DIRECTIONS FOR THIS TASK: Copy out the data below line for line, with nothing changed, but leave out the pictures.

## Begin INFORMATION SHOWN

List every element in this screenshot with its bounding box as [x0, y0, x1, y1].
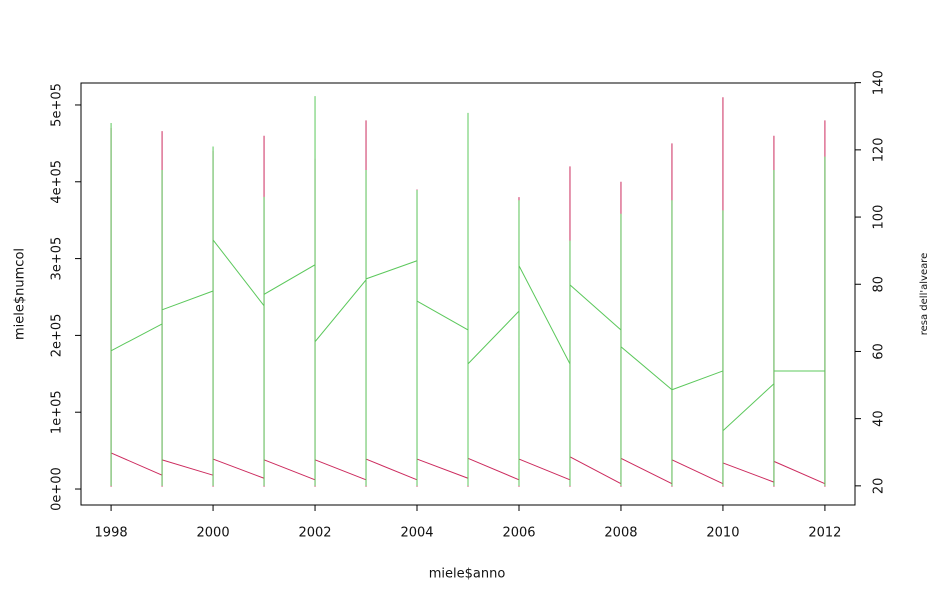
y-tick-label: 4e+05: [50, 160, 65, 204]
x-tick-label: 2008: [604, 526, 637, 541]
x-tick-label: 2012: [808, 526, 841, 541]
y2-tick-label: 140: [872, 70, 887, 95]
y2-tick-label: 20: [872, 478, 887, 495]
y-axis-label: miele$numcol: [13, 248, 28, 340]
y-tick-label: 2e+05: [50, 314, 65, 358]
y2-tick-label: 60: [872, 343, 887, 360]
x-tick-label: 2002: [298, 526, 331, 541]
plot-box: [80, 82, 856, 506]
y2-tick-label: 80: [872, 276, 887, 293]
y-tick-label: 1e+05: [50, 390, 65, 434]
y-tick-label: 0e+00: [50, 467, 65, 511]
series-line: [110, 96, 826, 486]
x-tick-label: 2006: [502, 526, 535, 541]
x-tick-label: 1998: [95, 526, 128, 541]
y-tick-label: 5e+05: [50, 83, 65, 127]
x-axis-label: miele$anno: [429, 567, 506, 582]
x-tick-label: 2010: [706, 526, 739, 541]
y2-axis-label: resa dell'alveare: [919, 253, 930, 336]
x-tick-label: 2000: [197, 526, 230, 541]
y2-tick-label: 100: [872, 205, 887, 230]
y2-tick-label: 120: [872, 137, 887, 162]
y2-tick-label: 40: [872, 410, 887, 427]
x-tick-label: 2004: [400, 526, 433, 541]
y-tick-label: 3e+05: [50, 237, 65, 281]
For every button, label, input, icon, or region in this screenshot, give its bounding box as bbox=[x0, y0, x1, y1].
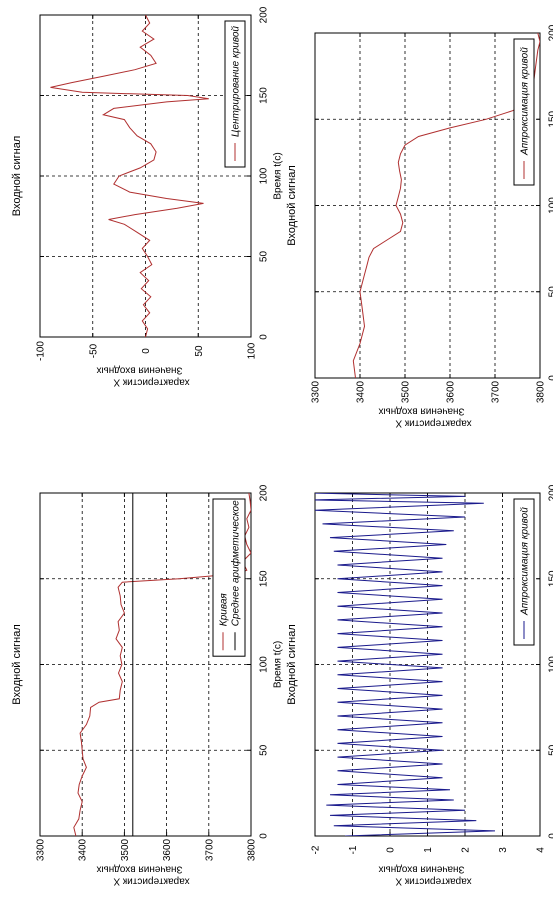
y-tick-label: 3800 bbox=[247, 838, 258, 861]
series-line-0 bbox=[73, 493, 251, 836]
y-axis-label-line2: характеристик X bbox=[113, 377, 190, 388]
chart-title: Входной сигнал bbox=[11, 136, 23, 217]
legend-entry: Кривая bbox=[219, 593, 230, 627]
x-tick-label: 0 bbox=[548, 833, 553, 839]
y-axis-label-line1: Значения входных bbox=[378, 406, 464, 417]
legend: Центрирование кривой bbox=[224, 20, 246, 168]
chart-panel-p1: 0 50 100 150 200 3300 3400 3500 3600 3700 3800 Вход… bbox=[11, 484, 284, 886]
x-tick-label: 100 bbox=[259, 167, 270, 184]
x-tick-label: 200 bbox=[548, 484, 553, 501]
x-tick-label: 100 bbox=[548, 656, 553, 673]
legend-box bbox=[212, 498, 246, 657]
y-tick-label: -100 bbox=[36, 341, 47, 361]
y-axis-label-line1: Значения входных bbox=[96, 864, 182, 875]
y-tick-label: 100 bbox=[247, 342, 258, 359]
chart-title: Входной сигнал bbox=[11, 624, 23, 705]
x-tick-label: 200 bbox=[259, 6, 270, 23]
x-tick-label: 0 bbox=[259, 833, 270, 839]
x-tick-label: 0 bbox=[259, 334, 270, 340]
x-tick-label: 150 bbox=[259, 87, 270, 104]
legend: Кривая Среднее арифметическое bbox=[212, 498, 246, 657]
y-axis-label-line2: характеристик X bbox=[395, 876, 472, 887]
x-tick-label: 100 bbox=[259, 656, 270, 673]
legend-entry: Аппроксимация кривой bbox=[520, 507, 531, 616]
y-tick-label: -2 bbox=[311, 845, 322, 854]
x-axis-label: Время t(c) bbox=[273, 152, 284, 199]
legend-box bbox=[224, 20, 246, 168]
y-tick-label: 3500 bbox=[401, 380, 412, 403]
y-tick-label: 3300 bbox=[311, 380, 322, 403]
y-tick-label: 50 bbox=[194, 345, 205, 357]
y-tick-label: 4 bbox=[536, 847, 547, 853]
x-tick-label: 50 bbox=[259, 251, 270, 263]
y-axis-label-line1: Значения входных bbox=[96, 365, 182, 376]
y-tick-label: 3700 bbox=[491, 380, 502, 403]
y-tick-label: 3300 bbox=[36, 838, 47, 861]
legend-box bbox=[513, 38, 535, 186]
y-tick-label: 3600 bbox=[162, 838, 173, 861]
x-tick-label: 150 bbox=[548, 570, 553, 587]
y-tick-label: 3500 bbox=[120, 838, 131, 861]
x-tick-label: 200 bbox=[259, 484, 270, 501]
y-tick-label: -1 bbox=[348, 845, 359, 854]
x-tick-label: 200 bbox=[548, 24, 553, 41]
legend-entry: Аппроксимация кривой bbox=[520, 47, 531, 156]
legend-box bbox=[513, 498, 535, 646]
y-tick-label: 3400 bbox=[356, 380, 367, 403]
chart-title: Входной сигнал bbox=[286, 624, 298, 705]
legend: Аппроксимация кривой bbox=[513, 498, 535, 646]
chart-title: Входной сигнал bbox=[286, 165, 298, 246]
y-tick-label: 3600 bbox=[446, 380, 457, 403]
y-tick-label: 3 bbox=[498, 847, 509, 853]
y-axis-label-line2: характеристик X bbox=[113, 876, 190, 887]
x-tick-label: 150 bbox=[548, 110, 553, 127]
legend: Аппроксимация кривой bbox=[513, 38, 535, 186]
chart-panel-p3: 0 50 100 150 200 -100 -50 0 50 100 Входной сигнал В… bbox=[11, 6, 284, 387]
series-line-0 bbox=[50, 15, 209, 337]
x-tick-label: 0 bbox=[548, 375, 553, 381]
y-tick-label: 3800 bbox=[536, 380, 547, 403]
y-axis-label-line1: Значения входных bbox=[378, 864, 464, 875]
y-tick-label: 0 bbox=[386, 847, 397, 853]
y-axis-label-line2: характеристик X bbox=[395, 418, 472, 429]
chart-panel-p2: 0 50 100 150 200 3300 3400 3500 3600 3700 3800 Вход… bbox=[286, 24, 553, 428]
series-line-0 bbox=[315, 493, 496, 836]
y-tick-label: 0 bbox=[141, 348, 152, 354]
x-axis-label: Время t(c) bbox=[273, 641, 284, 688]
x-tick-label: 50 bbox=[548, 286, 553, 298]
x-tick-label: 50 bbox=[259, 744, 270, 756]
y-tick-label: 2 bbox=[461, 847, 472, 853]
legend-entry: Среднее арифметическое bbox=[230, 500, 242, 626]
legend-entry: Центрирование кривой bbox=[231, 26, 242, 137]
y-tick-label: 3400 bbox=[78, 838, 89, 861]
y-tick-label: 3700 bbox=[204, 838, 215, 861]
x-tick-label: 50 bbox=[548, 744, 553, 756]
x-tick-label: 150 bbox=[259, 570, 270, 587]
x-tick-label: 100 bbox=[548, 197, 553, 214]
plot-frame bbox=[314, 32, 541, 379]
y-tick-label: -50 bbox=[88, 343, 99, 358]
y-tick-label: 1 bbox=[423, 847, 434, 853]
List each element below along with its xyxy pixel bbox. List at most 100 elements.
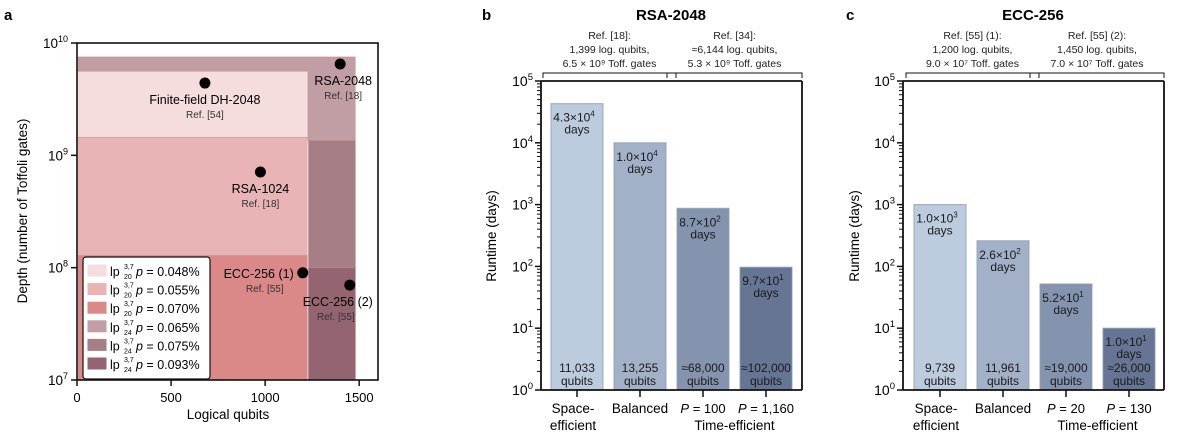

## End INFORMATION SHOWN

WRITTEN REPLY:
List every element in this screenshot with its bounding box as [x0, y0, x1, y1].
y-tick-label: 4e+05: [50, 160, 65, 204]
x-tick-label: 2008: [604, 526, 637, 541]
x-tick-label: 2012: [808, 526, 841, 541]
y2-tick-label: 140: [872, 70, 887, 95]
y2-tick-label: 20: [872, 478, 887, 495]
y-axis-label: miele$numcol: [13, 248, 28, 340]
y-tick-label: 2e+05: [50, 314, 65, 358]
y2-tick-label: 60: [872, 343, 887, 360]
x-tick-label: 2002: [298, 526, 331, 541]
plot-box: [80, 82, 856, 506]
y2-tick-label: 80: [872, 276, 887, 293]
y-tick-label: 1e+05: [50, 390, 65, 434]
y-tick-label: 0e+00: [50, 467, 65, 511]
series-line: [110, 96, 826, 486]
x-tick-label: 2006: [502, 526, 535, 541]
x-tick-label: 1998: [95, 526, 128, 541]
y-tick-label: 5e+05: [50, 83, 65, 127]
x-axis-label: miele$anno: [429, 567, 506, 582]
x-tick-label: 2010: [706, 526, 739, 541]
y2-axis-label: resa dell'alveare: [919, 253, 930, 336]
x-tick-label: 2000: [197, 526, 230, 541]
y2-tick-label: 100: [872, 205, 887, 230]
y2-tick-label: 120: [872, 137, 887, 162]
y2-tick-label: 40: [872, 410, 887, 427]
x-tick-label: 2004: [400, 526, 433, 541]
y-tick-label: 3e+05: [50, 237, 65, 281]
For every button, label, input, icon, or region in this screenshot, give its bounding box as bbox=[x0, y0, x1, y1].
y-tick-label: 3800 bbox=[247, 838, 258, 861]
series-line-0 bbox=[73, 493, 251, 836]
y-axis-label-line2: характеристик X bbox=[113, 377, 190, 388]
chart-title: Входной сигнал bbox=[11, 136, 23, 217]
legend-entry: Кривая bbox=[219, 593, 230, 627]
x-tick-label: 0 bbox=[548, 833, 553, 839]
y-axis-label-line1: Значения входных bbox=[378, 406, 464, 417]
legend: Центрирование кривой bbox=[224, 20, 246, 168]
chart-panel-p1: 0 50 100 150 200 3300 3400 3500 3600 3700 3800 Вход… bbox=[11, 484, 284, 886]
x-tick-label: 100 bbox=[259, 167, 270, 184]
x-tick-label: 200 bbox=[548, 484, 553, 501]
x-tick-label: 100 bbox=[548, 656, 553, 673]
legend-box bbox=[212, 498, 246, 657]
y-tick-label: -100 bbox=[36, 341, 47, 361]
y-axis-label-line1: Значения входных bbox=[96, 864, 182, 875]
y-tick-label: 100 bbox=[247, 342, 258, 359]
chart-title: Входной сигнал bbox=[11, 624, 23, 705]
x-tick-label: 200 bbox=[259, 6, 270, 23]
x-tick-label: 0 bbox=[259, 833, 270, 839]
x-tick-label: 0 bbox=[259, 334, 270, 340]
x-tick-label: 150 bbox=[259, 87, 270, 104]
legend: Кривая Среднее арифметическое bbox=[212, 498, 246, 657]
y-axis-label-line2: характеристик X bbox=[395, 876, 472, 887]
x-tick-label: 100 bbox=[259, 656, 270, 673]
legend-entry: Аппроксимация кривой bbox=[520, 507, 531, 616]
y-tick-label: -2 bbox=[311, 845, 322, 854]
x-axis-label: Время t(c) bbox=[273, 152, 284, 199]
legend-box bbox=[224, 20, 246, 168]
y-tick-label: 3500 bbox=[401, 380, 412, 403]
y-tick-label: 3300 bbox=[311, 380, 322, 403]
y-tick-label: 50 bbox=[194, 345, 205, 357]
y-tick-label: 4 bbox=[536, 847, 547, 853]
x-tick-label: 50 bbox=[259, 251, 270, 263]
y-axis-label-line1: Значения входных bbox=[96, 365, 182, 376]
y-tick-label: 3700 bbox=[491, 380, 502, 403]
y-tick-label: 3300 bbox=[36, 838, 47, 861]
legend-box bbox=[513, 38, 535, 186]
y-tick-label: 3600 bbox=[162, 838, 173, 861]
x-tick-label: 150 bbox=[548, 570, 553, 587]
y-tick-label: 3500 bbox=[120, 838, 131, 861]
x-tick-label: 200 bbox=[259, 484, 270, 501]
y-tick-label: -1 bbox=[348, 845, 359, 854]
x-tick-label: 200 bbox=[548, 24, 553, 41]
legend-entry: Аппроксимация кривой bbox=[520, 47, 531, 156]
legend-box bbox=[513, 498, 535, 646]
y-tick-label: 3400 bbox=[356, 380, 367, 403]
chart-title: Входной сигнал bbox=[286, 624, 298, 705]
legend: Аппроксимация кривой bbox=[513, 498, 535, 646]
chart-title: Входной сигнал bbox=[286, 165, 298, 246]
y-tick-label: 3600 bbox=[446, 380, 457, 403]
y-tick-label: 3 bbox=[498, 847, 509, 853]
y-axis-label-line2: характеристик X bbox=[113, 876, 190, 887]
x-tick-label: 150 bbox=[548, 110, 553, 127]
legend: Аппроксимация кривой bbox=[513, 38, 535, 186]
chart-panel-p3: 0 50 100 150 200 -100 -50 0 50 100 Входной сигнал В… bbox=[11, 6, 284, 387]
series-line-0 bbox=[50, 15, 209, 337]
x-tick-label: 0 bbox=[548, 375, 553, 381]
y-tick-label: 3800 bbox=[536, 380, 547, 403]
y-axis-label-line1: Значения входных bbox=[378, 864, 464, 875]
y-tick-label: 0 bbox=[386, 847, 397, 853]
y-axis-label-line2: характеристик X bbox=[395, 418, 472, 429]
chart-panel-p2: 0 50 100 150 200 3300 3400 3500 3600 3700 3800 Вход… bbox=[286, 24, 553, 428]
series-line-0 bbox=[315, 493, 496, 836]
y-tick-label: 0 bbox=[141, 348, 152, 354]
x-axis-label: Время t(c) bbox=[273, 641, 284, 688]
x-tick-label: 50 bbox=[548, 286, 553, 298]
x-tick-label: 50 bbox=[259, 744, 270, 756]
y-tick-label: 2 bbox=[461, 847, 472, 853]
legend-entry: Среднее арифметическое bbox=[230, 500, 242, 626]
legend-entry: Центрирование кривой bbox=[231, 26, 242, 137]
y-tick-label: 3400 bbox=[78, 838, 89, 861]
y-tick-label: 3700 bbox=[204, 838, 215, 861]
x-tick-label: 50 bbox=[548, 744, 553, 756]
x-tick-label: 150 bbox=[259, 570, 270, 587]
x-tick-label: 100 bbox=[548, 197, 553, 214]
plot-frame bbox=[314, 32, 541, 379]
y-tick-label: -50 bbox=[88, 343, 99, 358]
y-tick-label: 1 bbox=[423, 847, 434, 853]
List each element below along with its xyxy pixel bbox. List at most 100 elements.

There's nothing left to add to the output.